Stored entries

^^^^

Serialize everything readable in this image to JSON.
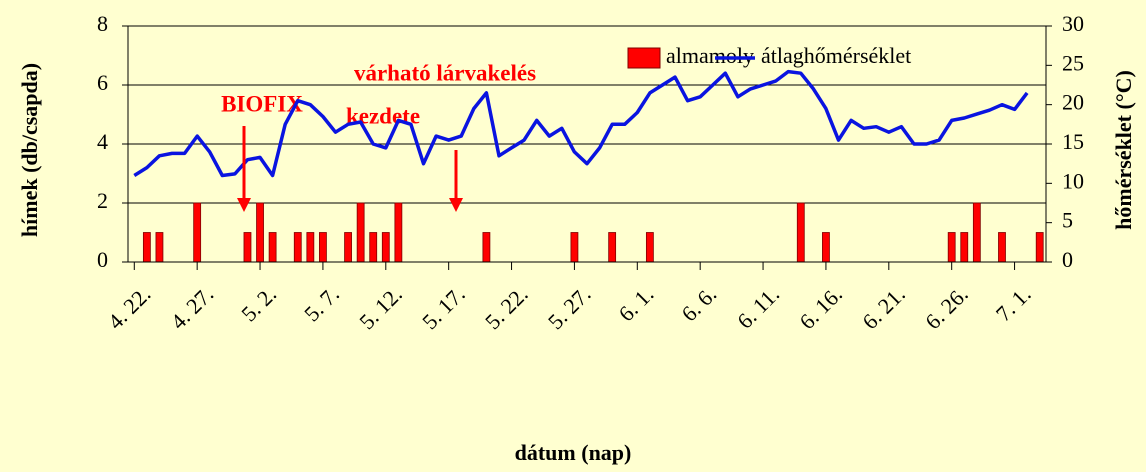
{
  "chart_data": {
    "type": "bar",
    "y_label": "hímek (db/csapda)",
    "y2_label": "hőmérséklet (°C)",
    "x_label": "dátum (nap)",
    "annotations": [
      "BIOFIX",
      "várható lárvakelés",
      "kezdete"
    ],
    "categories": [
      "4. 22.",
      null,
      null,
      null,
      null,
      "4. 27.",
      null,
      null,
      null,
      null,
      "5. 2.",
      null,
      null,
      null,
      null,
      "5. 7.",
      null,
      null,
      null,
      null,
      "5. 12.",
      null,
      null,
      null,
      null,
      "5. 17.",
      null,
      null,
      null,
      null,
      "5. 22.",
      null,
      null,
      null,
      null,
      "5. 27.",
      null,
      null,
      null,
      null,
      "6. 1.",
      null,
      null,
      null,
      null,
      "6. 6.",
      null,
      null,
      null,
      null,
      "6. 11.",
      null,
      null,
      null,
      null,
      "6. 16.",
      null,
      null,
      null,
      null,
      "6. 21.",
      null,
      null,
      null,
      null,
      "6. 26.",
      null,
      null,
      null,
      null,
      "7. 1.",
      null,
      null
    ],
    "series": [
      {
        "name": "almamoly",
        "type": "bar",
        "color": "#ff0000",
        "values": [
          0,
          1,
          1,
          0,
          0,
          2,
          0,
          0,
          0,
          1,
          2,
          1,
          0,
          1,
          1,
          1,
          0,
          1,
          2,
          1,
          1,
          2,
          0,
          0,
          0,
          0,
          0,
          0,
          1,
          0,
          0,
          0,
          0,
          0,
          0,
          1,
          0,
          0,
          1,
          0,
          0,
          1,
          0,
          0,
          0,
          0,
          0,
          0,
          0,
          0,
          0,
          0,
          0,
          2,
          0,
          1,
          0,
          0,
          0,
          0,
          0,
          0,
          0,
          0,
          0,
          1,
          1,
          2,
          0,
          1,
          0,
          0,
          1
        ]
      },
      {
        "name": "átlaghőmérséklet",
        "type": "line",
        "axis": "y2",
        "color": "#0a14e0",
        "values": [
          11,
          12,
          13.5,
          13.8,
          13.8,
          16,
          14,
          11,
          11.2,
          13,
          13.3,
          11,
          17.5,
          20.5,
          20,
          18.5,
          16.5,
          17.5,
          17.8,
          15,
          14.5,
          18,
          17.5,
          12.5,
          16,
          15.5,
          16,
          19.5,
          21.5,
          13.5,
          14.5,
          15.5,
          18,
          16,
          17,
          14,
          12.5,
          14.5,
          17.5,
          17.5,
          19,
          21.5,
          22.5,
          23.5,
          20.5,
          21,
          22.5,
          24,
          21,
          22,
          22.5,
          23,
          24.2,
          24,
          22,
          19.5,
          15.5,
          18,
          17,
          17.2,
          16.5,
          17.2,
          15,
          15,
          15.5,
          18,
          18.3,
          18.8,
          19.3,
          20,
          19.4,
          21.5,
          null
        ]
      }
    ],
    "ylim": [
      0,
      8
    ],
    "yticks": [
      0,
      2,
      4,
      6,
      8
    ],
    "y2lim": [
      0,
      30
    ],
    "y2ticks": [
      0,
      5,
      10,
      15,
      20,
      25,
      30
    ],
    "grid": true
  }
}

^^^^

### What is expected
Copy every line from the records above that contains the word "name".

### Complete response
        "name": "almamoly",
        "name": "átlaghőmérséklet",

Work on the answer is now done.